Report the count of lines below that include "this", without any other text.

Exercise materials =>
___

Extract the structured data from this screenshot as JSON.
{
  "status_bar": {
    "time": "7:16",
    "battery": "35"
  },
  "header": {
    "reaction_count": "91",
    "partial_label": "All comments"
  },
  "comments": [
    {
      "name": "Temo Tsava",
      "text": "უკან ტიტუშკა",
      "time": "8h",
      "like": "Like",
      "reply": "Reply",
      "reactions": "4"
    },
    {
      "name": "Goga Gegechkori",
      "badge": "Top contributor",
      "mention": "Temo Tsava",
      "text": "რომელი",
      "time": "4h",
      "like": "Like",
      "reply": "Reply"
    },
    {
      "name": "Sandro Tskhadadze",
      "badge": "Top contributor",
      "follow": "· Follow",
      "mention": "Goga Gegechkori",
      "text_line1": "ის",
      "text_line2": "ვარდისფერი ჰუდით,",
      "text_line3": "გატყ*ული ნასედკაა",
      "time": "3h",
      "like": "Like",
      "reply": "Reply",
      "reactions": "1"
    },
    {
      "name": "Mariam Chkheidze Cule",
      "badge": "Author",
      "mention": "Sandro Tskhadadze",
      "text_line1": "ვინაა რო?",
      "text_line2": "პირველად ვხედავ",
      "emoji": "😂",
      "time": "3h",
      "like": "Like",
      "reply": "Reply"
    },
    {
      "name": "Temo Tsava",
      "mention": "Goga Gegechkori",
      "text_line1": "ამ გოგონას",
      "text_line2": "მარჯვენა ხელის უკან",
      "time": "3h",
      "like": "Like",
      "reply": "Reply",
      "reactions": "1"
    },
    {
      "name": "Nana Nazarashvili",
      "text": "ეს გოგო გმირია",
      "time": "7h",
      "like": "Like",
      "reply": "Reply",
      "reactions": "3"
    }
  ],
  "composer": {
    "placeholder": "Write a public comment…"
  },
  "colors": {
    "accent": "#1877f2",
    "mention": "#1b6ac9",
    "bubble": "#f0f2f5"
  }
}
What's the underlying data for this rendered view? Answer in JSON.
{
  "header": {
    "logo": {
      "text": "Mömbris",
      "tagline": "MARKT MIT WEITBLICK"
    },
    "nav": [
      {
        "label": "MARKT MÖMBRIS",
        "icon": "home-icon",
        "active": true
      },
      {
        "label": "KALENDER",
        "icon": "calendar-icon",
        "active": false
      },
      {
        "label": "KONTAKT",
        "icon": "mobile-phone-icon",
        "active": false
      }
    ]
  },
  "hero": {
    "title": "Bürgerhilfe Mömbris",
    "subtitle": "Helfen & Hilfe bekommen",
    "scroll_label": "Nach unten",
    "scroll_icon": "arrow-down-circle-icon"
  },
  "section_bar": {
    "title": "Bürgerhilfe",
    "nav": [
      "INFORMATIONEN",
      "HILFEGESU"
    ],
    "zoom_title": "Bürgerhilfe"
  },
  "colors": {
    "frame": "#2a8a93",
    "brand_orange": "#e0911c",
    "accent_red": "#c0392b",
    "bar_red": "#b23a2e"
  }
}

___

The output => 2